Collected data:
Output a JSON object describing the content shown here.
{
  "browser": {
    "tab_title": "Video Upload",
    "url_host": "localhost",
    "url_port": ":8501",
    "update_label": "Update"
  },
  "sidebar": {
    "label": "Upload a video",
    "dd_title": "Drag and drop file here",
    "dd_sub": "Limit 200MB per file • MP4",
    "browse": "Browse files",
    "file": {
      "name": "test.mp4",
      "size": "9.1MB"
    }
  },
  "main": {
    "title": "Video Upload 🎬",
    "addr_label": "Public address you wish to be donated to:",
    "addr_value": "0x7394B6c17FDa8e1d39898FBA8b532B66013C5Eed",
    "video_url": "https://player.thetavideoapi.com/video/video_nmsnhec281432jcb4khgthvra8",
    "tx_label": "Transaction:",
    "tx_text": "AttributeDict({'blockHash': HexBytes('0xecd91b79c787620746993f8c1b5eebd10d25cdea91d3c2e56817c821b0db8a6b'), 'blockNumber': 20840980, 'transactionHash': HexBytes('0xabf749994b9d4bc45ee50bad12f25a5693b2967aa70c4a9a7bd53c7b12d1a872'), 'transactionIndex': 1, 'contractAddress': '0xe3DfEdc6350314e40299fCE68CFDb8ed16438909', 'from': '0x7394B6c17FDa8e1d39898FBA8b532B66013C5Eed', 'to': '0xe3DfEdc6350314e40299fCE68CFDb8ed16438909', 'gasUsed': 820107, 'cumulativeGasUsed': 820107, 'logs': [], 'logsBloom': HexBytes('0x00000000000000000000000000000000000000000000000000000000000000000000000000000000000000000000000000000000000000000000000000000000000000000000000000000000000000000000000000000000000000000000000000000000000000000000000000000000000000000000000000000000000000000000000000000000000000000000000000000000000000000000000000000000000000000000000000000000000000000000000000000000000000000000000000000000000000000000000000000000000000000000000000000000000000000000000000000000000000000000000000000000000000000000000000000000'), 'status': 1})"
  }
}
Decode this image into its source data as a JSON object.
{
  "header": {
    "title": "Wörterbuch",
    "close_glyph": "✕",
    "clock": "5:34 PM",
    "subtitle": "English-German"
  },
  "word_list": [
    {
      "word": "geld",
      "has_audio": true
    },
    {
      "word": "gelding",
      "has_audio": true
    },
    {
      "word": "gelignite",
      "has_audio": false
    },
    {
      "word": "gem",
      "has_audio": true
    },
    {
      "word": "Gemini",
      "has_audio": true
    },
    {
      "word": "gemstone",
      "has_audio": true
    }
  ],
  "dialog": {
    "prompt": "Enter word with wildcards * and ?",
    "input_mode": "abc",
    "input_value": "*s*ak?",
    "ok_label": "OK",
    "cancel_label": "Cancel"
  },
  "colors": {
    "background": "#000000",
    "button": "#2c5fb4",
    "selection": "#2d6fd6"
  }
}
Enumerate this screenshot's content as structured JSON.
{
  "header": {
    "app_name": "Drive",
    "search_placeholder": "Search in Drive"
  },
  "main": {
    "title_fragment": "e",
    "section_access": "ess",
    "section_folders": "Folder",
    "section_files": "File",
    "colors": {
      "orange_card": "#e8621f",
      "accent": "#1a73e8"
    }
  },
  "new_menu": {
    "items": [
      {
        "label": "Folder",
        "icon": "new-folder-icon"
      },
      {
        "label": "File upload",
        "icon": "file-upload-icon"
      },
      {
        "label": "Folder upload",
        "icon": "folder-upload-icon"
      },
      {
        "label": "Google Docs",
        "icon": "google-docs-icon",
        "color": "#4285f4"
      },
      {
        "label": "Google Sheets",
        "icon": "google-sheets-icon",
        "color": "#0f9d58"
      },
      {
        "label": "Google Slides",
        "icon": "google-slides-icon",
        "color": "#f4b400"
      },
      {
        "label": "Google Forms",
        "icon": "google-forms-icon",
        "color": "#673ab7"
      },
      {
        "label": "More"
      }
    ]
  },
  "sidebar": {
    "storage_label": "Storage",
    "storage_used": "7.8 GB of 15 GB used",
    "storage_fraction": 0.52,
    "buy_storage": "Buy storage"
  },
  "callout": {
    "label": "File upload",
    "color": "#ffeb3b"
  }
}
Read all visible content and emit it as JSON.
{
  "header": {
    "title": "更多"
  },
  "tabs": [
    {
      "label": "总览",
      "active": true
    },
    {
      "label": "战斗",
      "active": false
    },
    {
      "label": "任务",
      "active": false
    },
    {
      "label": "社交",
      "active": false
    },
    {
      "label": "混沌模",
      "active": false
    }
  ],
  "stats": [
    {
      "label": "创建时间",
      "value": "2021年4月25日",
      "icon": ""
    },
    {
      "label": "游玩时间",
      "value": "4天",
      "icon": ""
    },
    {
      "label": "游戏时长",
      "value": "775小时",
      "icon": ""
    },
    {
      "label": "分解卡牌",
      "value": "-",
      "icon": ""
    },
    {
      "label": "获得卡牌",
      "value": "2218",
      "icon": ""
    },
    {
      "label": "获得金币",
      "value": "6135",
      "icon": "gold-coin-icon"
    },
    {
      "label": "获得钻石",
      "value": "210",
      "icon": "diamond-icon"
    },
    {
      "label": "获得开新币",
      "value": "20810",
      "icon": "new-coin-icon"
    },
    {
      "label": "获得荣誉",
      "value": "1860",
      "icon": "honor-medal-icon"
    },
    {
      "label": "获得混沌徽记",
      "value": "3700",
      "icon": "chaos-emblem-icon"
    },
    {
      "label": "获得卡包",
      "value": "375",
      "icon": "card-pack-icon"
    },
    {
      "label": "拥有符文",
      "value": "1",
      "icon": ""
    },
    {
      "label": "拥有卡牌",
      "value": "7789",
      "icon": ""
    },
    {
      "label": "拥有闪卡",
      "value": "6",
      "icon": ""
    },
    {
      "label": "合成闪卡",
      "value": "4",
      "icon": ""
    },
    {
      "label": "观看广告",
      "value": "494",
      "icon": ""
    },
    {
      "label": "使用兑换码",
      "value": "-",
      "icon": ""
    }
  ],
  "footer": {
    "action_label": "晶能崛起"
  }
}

Set exercise:
Your task is to quote the listing above word for word.

Answer to this task:
Output a JSON object describing the content shown here.
{
  "browser": {
    "tab_title": "Video Upload",
    "url_host": "localhost",
    "url_port": ":8501",
    "update_label": "Update"
  },
  "sidebar": {
    "label": "Upload a video",
    "dd_title": "Drag and drop file here",
    "dd_sub": "Limit 200MB per file • MP4",
    "browse": "Browse files",
    "file": {
      "name": "test.mp4",
      "size": "9.1MB"
    }
  },
  "main": {
    "title": "Video Upload 🎬",
    "addr_label": "Public address you wish to be donated to:",
    "addr_value": "0x7394B6c17FDa8e1d39898FBA8b532B66013C5Eed",
    "video_url": "https://player.thetavideoapi.com/video/video_nmsnhec281432jcb4khgthvra8",
    "tx_label": "Transaction:",
    "tx_text": "AttributeDict({'blockHash': HexBytes('0xecd91b79c787620746993f8c1b5eebd10d25cdea91d3c2e56817c821b0db8a6b'), 'blockNumber': 20840980, 'transactionHash': HexBytes('0xabf749994b9d4bc45ee50bad12f25a5693b2967aa70c4a9a7bd53c7b12d1a872'), 'transactionIndex': 1, 'contractAddress': '0xe3DfEdc6350314e40299fCE68CFDb8ed16438909', 'from': '0x7394B6c17FDa8e1d39898FBA8b532B66013C5Eed', 'to': '0xe3DfEdc6350314e40299fCE68CFDb8ed16438909', 'gasUsed': 820107, 'cumulativeGasUsed': 820107, 'logs': [], 'logsBloom': HexBytes('0x00000000000000000000000000000000000000000000000000000000000000000000000000000000000000000000000000000000000000000000000000000000000000000000000000000000000000000000000000000000000000000000000000000000000000000000000000000000000000000000000000000000000000000000000000000000000000000000000000000000000000000000000000000000000000000000000000000000000000000000000000000000000000000000000000000000000000000000000000000000000000000000000000000000000000000000000000000000000000000000000000000000000000000000000000000000'), 'status': 1})"
  }
}
Decode this image into its source data as a JSON object.
{
  "header": {
    "title": "Wörterbuch",
    "close_glyph": "✕",
    "clock": "5:34 PM",
    "subtitle": "English-German"
  },
  "word_list": [
    {
      "word": "geld",
      "has_audio": true
    },
    {
      "word": "gelding",
      "has_audio": true
    },
    {
      "word": "gelignite",
      "has_audio": false
    },
    {
      "word": "gem",
      "has_audio": true
    },
    {
      "word": "Gemini",
      "has_audio": true
    },
    {
      "word": "gemstone",
      "has_audio": true
    }
  ],
  "dialog": {
    "prompt": "Enter word with wildcards * and ?",
    "input_mode": "abc",
    "input_value": "*s*ak?",
    "ok_label": "OK",
    "cancel_label": "Cancel"
  },
  "colors": {
    "background": "#000000",
    "button": "#2c5fb4",
    "selection": "#2d6fd6"
  }
}
Enumerate this screenshot's content as structured JSON.
{
  "header": {
    "app_name": "Drive",
    "search_placeholder": "Search in Drive"
  },
  "main": {
    "title_fragment": "e",
    "section_access": "ess",
    "section_folders": "Folder",
    "section_files": "File",
    "colors": {
      "orange_card": "#e8621f",
      "accent": "#1a73e8"
    }
  },
  "new_menu": {
    "items": [
      {
        "label": "Folder",
        "icon": "new-folder-icon"
      },
      {
        "label": "File upload",
        "icon": "file-upload-icon"
      },
      {
        "label": "Folder upload",
        "icon": "folder-upload-icon"
      },
      {
        "label": "Google Docs",
        "icon": "google-docs-icon",
        "color": "#4285f4"
      },
      {
        "label": "Google Sheets",
        "icon": "google-sheets-icon",
        "color": "#0f9d58"
      },
      {
        "label": "Google Slides",
        "icon": "google-slides-icon",
        "color": "#f4b400"
      },
      {
        "label": "Google Forms",
        "icon": "google-forms-icon",
        "color": "#673ab7"
      },
      {
        "label": "More"
      }
    ]
  },
  "sidebar": {
    "storage_label": "Storage",
    "storage_used": "7.8 GB of 15 GB used",
    "storage_fraction": 0.52,
    "buy_storage": "Buy storage"
  },
  "callout": {
    "label": "File upload",
    "color": "#ffeb3b"
  }
}
Read all visible content and emit it as JSON.
{
  "header": {
    "title": "更多"
  },
  "tabs": [
    {
      "label": "总览",
      "active": true
    },
    {
      "label": "战斗",
      "active": false
    },
    {
      "label": "任务",
      "active": false
    },
    {
      "label": "社交",
      "active": false
    },
    {
      "label": "混沌模",
      "active": false
    }
  ],
  "stats": [
    {
      "label": "创建时间",
      "value": "2021年4月25日",
      "icon": ""
    },
    {
      "label": "游玩时间",
      "value": "4天",
      "icon": ""
    },
    {
      "label": "游戏时长",
      "value": "775小时",
      "icon": ""
    },
    {
      "label": "分解卡牌",
      "value": "-",
      "icon": ""
    },
    {
      "label": "获得卡牌",
      "value": "2218",
      "icon": ""
    },
    {
      "label": "获得金币",
      "value": "6135",
      "icon": "gold-coin-icon"
    },
    {
      "label": "获得钻石",
      "value": "210",
      "icon": "diamond-icon"
    },
    {
      "label": "获得开新币",
      "value": "20810",
      "icon": "new-coin-icon"
    },
    {
      "label": "获得荣誉",
      "value": "1860",
      "icon": "honor-medal-icon"
    },
    {
      "label": "获得混沌徽记",
      "value": "3700",
      "icon": "chaos-emblem-icon"
    },
    {
      "label": "获得卡包",
      "value": "375",
      "icon": "card-pack-icon"
    },
    {
      "label": "拥有符文",
      "value": "1",
      "icon": ""
    },
    {
      "label": "拥有卡牌",
      "value": "7789",
      "icon": ""
    },
    {
      "label": "拥有闪卡",
      "value": "6",
      "icon": ""
    },
    {
      "label": "合成闪卡",
      "value": "4",
      "icon": ""
    },
    {
      "label": "观看广告",
      "value": "494",
      "icon": ""
    },
    {
      "label": "使用兑换码",
      "value": "-",
      "icon": ""
    }
  ],
  "footer": {
    "action_label": "晶能崛起"
  }
}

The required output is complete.